- Aim of the exercise
The records below are made of lines; count those holding the word "moteur" and give the number only.

- Data records
——————

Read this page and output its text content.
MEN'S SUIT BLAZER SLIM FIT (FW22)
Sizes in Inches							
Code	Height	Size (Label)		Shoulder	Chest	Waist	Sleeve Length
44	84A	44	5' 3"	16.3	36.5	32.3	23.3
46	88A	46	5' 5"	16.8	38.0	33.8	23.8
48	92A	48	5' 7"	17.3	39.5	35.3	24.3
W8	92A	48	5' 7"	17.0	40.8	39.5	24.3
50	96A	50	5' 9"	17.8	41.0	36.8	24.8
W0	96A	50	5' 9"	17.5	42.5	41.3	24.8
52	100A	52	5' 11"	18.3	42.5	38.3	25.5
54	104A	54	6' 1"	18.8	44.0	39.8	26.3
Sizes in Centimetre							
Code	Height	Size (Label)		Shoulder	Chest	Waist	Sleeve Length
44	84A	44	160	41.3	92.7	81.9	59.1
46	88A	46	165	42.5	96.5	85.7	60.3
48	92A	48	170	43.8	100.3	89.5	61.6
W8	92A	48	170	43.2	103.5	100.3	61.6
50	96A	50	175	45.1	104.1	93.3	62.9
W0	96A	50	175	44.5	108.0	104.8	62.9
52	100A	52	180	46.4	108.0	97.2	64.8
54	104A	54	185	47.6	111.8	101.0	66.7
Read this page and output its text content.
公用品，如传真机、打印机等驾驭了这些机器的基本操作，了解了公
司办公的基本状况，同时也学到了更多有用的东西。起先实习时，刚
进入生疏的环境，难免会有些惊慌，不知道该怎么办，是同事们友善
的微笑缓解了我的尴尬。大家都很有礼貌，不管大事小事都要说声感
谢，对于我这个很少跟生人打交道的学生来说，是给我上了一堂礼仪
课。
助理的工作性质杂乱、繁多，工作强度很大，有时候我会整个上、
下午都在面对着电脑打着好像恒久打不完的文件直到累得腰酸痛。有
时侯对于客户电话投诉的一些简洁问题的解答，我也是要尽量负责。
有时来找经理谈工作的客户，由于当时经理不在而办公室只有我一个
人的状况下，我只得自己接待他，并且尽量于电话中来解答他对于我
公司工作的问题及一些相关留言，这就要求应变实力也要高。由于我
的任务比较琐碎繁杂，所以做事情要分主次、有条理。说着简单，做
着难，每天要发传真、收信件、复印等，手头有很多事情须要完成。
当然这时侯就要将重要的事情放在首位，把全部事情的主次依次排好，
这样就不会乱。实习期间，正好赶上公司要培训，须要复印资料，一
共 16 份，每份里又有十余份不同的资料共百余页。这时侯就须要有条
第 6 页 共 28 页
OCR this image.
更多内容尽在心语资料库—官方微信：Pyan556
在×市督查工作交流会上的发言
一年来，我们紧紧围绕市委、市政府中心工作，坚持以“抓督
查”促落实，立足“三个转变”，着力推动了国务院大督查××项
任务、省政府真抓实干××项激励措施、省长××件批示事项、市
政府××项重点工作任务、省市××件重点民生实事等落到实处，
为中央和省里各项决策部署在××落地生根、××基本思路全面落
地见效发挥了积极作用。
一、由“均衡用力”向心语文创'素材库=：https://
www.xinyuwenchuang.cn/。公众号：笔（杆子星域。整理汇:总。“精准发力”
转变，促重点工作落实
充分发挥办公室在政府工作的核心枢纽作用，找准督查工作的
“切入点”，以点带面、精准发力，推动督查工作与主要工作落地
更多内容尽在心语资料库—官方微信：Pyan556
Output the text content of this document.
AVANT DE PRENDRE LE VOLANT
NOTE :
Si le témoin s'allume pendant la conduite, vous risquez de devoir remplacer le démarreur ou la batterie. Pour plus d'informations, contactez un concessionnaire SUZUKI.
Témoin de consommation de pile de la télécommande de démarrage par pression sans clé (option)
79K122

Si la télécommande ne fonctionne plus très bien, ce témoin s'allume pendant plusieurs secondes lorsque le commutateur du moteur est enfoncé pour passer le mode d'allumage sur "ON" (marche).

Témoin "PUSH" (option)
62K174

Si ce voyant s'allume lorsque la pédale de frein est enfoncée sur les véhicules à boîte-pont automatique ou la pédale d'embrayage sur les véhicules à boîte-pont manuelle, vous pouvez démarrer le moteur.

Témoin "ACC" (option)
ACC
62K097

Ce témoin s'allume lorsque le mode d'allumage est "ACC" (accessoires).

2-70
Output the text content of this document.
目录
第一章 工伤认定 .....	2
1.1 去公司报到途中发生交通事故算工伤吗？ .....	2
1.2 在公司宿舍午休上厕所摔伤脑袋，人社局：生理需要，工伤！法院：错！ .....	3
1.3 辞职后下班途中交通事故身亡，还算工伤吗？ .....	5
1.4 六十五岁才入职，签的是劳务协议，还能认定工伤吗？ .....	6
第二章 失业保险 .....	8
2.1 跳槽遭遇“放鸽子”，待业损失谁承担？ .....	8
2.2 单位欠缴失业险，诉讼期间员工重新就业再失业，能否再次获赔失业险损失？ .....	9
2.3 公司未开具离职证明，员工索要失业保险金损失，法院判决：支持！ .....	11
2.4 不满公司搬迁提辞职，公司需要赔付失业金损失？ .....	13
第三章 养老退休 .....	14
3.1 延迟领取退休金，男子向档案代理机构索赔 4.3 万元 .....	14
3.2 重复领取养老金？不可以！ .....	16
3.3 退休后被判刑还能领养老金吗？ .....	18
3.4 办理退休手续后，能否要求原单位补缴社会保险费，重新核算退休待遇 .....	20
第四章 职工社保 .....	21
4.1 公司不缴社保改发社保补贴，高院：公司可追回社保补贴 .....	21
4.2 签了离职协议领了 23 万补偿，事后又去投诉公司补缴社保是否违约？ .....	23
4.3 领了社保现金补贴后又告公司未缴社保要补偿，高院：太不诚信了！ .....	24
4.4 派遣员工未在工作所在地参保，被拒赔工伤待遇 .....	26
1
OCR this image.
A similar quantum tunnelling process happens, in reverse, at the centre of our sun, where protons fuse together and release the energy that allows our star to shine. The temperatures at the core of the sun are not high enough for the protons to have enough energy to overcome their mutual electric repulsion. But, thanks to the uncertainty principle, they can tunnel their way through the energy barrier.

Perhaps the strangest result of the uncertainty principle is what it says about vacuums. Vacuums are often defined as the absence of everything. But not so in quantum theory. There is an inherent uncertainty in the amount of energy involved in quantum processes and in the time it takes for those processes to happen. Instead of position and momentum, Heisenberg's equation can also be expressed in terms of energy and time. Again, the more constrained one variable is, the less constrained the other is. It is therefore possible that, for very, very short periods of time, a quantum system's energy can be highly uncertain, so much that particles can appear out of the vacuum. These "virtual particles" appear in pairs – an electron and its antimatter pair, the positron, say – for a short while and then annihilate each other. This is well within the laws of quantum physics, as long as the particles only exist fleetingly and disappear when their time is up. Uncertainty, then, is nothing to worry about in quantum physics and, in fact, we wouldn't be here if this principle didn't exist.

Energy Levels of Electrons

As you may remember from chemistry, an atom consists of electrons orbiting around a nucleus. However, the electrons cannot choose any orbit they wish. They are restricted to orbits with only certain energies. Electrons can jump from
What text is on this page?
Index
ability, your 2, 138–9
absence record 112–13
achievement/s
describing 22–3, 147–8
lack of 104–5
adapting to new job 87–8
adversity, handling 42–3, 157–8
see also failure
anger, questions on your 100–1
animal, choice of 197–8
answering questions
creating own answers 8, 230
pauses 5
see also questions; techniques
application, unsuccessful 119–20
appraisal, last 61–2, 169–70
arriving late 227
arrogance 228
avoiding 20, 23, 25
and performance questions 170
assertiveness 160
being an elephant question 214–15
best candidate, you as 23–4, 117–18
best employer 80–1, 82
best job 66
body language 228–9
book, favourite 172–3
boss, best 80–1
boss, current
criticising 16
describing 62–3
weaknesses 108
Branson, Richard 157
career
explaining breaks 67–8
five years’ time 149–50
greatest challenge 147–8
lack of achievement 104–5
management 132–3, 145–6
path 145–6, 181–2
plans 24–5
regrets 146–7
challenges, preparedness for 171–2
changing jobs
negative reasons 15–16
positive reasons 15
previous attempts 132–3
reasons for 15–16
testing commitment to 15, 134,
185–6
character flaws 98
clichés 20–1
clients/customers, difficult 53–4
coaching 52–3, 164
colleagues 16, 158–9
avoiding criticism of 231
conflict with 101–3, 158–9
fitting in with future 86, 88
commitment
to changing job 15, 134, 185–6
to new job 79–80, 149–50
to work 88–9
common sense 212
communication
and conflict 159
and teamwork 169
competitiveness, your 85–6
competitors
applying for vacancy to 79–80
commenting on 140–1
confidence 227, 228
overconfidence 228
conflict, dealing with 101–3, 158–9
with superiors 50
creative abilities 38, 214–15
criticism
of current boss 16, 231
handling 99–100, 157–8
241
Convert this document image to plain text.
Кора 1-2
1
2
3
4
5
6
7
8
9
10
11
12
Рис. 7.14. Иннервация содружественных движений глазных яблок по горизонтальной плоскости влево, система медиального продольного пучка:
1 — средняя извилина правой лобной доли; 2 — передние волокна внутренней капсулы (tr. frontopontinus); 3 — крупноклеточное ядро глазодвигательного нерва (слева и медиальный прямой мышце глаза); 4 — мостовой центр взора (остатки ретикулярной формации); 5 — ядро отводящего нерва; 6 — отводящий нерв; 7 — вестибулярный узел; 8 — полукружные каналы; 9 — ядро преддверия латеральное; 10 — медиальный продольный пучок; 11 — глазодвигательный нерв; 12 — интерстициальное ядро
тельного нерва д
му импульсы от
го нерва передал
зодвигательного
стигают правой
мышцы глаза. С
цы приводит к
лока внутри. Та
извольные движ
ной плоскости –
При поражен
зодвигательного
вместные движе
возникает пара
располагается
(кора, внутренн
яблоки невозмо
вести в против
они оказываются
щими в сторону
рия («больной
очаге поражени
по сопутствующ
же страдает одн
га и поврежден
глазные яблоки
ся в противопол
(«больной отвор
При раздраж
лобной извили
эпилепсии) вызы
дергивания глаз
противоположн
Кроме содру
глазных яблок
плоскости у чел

——————

- Solution for this problem
2